_Short task_: Change every occurrence of "bullet-icon" in the items below to "list-marker", keeping everything else the same.

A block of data
━━━━━━━━━━

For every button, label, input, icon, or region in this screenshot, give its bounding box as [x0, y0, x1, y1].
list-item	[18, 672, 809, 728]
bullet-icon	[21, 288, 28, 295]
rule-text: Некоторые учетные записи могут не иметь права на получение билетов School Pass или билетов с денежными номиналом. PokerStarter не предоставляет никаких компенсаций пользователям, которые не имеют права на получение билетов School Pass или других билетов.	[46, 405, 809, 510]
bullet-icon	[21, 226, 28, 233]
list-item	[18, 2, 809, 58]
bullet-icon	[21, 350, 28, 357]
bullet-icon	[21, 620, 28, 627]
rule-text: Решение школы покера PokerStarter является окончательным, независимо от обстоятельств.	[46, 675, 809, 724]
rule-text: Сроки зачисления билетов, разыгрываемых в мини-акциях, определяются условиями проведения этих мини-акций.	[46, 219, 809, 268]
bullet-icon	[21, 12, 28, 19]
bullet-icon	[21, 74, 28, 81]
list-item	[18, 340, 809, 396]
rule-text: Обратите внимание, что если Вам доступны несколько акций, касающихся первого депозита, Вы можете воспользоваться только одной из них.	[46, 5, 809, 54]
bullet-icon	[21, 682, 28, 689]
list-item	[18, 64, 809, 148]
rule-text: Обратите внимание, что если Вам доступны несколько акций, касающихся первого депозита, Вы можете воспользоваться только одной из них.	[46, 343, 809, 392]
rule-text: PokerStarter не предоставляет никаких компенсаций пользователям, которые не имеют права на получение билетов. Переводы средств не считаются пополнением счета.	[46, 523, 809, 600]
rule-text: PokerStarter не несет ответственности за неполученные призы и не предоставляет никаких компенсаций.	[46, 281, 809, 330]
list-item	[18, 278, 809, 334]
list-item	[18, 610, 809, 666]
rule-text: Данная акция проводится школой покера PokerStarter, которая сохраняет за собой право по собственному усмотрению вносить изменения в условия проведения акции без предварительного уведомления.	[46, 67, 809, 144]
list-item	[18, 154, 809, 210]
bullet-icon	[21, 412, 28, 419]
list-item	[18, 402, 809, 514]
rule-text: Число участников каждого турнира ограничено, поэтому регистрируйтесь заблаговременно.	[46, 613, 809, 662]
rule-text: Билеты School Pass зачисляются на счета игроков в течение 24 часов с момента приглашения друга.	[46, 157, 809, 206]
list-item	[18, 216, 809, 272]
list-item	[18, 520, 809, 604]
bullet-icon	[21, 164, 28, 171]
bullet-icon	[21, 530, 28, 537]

━━━━━━━━━━

_Output below_:
For every button, label, input, icon, or region in this screenshot, give its bounding box as [x0, y0, x1, y1].
list-item	[18, 672, 809, 728]
list-marker	[21, 288, 28, 295]
rule-text: Некоторые учетные записи могут не иметь права на получение билетов School Pass или билетов с денежными номиналом. PokerStarter не предоставляет никаких компенсаций пользователям, которые не имеют права на получение билетов School Pass или других билетов.	[46, 405, 809, 510]
list-marker	[21, 226, 28, 233]
list-item	[18, 2, 809, 58]
list-marker	[21, 350, 28, 357]
list-marker	[21, 620, 28, 627]
rule-text: Решение школы покера PokerStarter является окончательным, независимо от обстоятельств.	[46, 675, 809, 724]
rule-text: Сроки зачисления билетов, разыгрываемых в мини-акциях, определяются условиями проведения этих мини-акций.	[46, 219, 809, 268]
list-marker	[21, 12, 28, 19]
list-marker	[21, 74, 28, 81]
list-item	[18, 340, 809, 396]
rule-text: Обратите внимание, что если Вам доступны несколько акций, касающихся первого депозита, Вы можете воспользоваться только одной из них.	[46, 5, 809, 54]
list-marker	[21, 682, 28, 689]
list-item	[18, 64, 809, 148]
rule-text: Обратите внимание, что если Вам доступны несколько акций, касающихся первого депозита, Вы можете воспользоваться только одной из них.	[46, 343, 809, 392]
rule-text: PokerStarter не предоставляет никаких компенсаций пользователям, которые не имеют права на получение билетов. Переводы средств не считаются пополнением счета.	[46, 523, 809, 600]
rule-text: PokerStarter не несет ответственности за неполученные призы и не предоставляет никаких компенсаций.	[46, 281, 809, 330]
list-item	[18, 278, 809, 334]
list-item	[18, 610, 809, 666]
rule-text: Данная акция проводится школой покера PokerStarter, которая сохраняет за собой право по собственному усмотрению вносить изменения в условия проведения акции без предварительного уведомления.	[46, 67, 809, 144]
list-item	[18, 154, 809, 210]
list-marker	[21, 412, 28, 419]
list-item	[18, 402, 809, 514]
rule-text: Число участников каждого турнира ограничено, поэтому регистрируйтесь заблаговременно.	[46, 613, 809, 662]
rule-text: Билеты School Pass зачисляются на счета игроков в течение 24 часов с момента приглашения друга.	[46, 157, 809, 206]
list-item	[18, 216, 809, 272]
list-item	[18, 520, 809, 604]
list-marker	[21, 164, 28, 171]
list-marker	[21, 530, 28, 537]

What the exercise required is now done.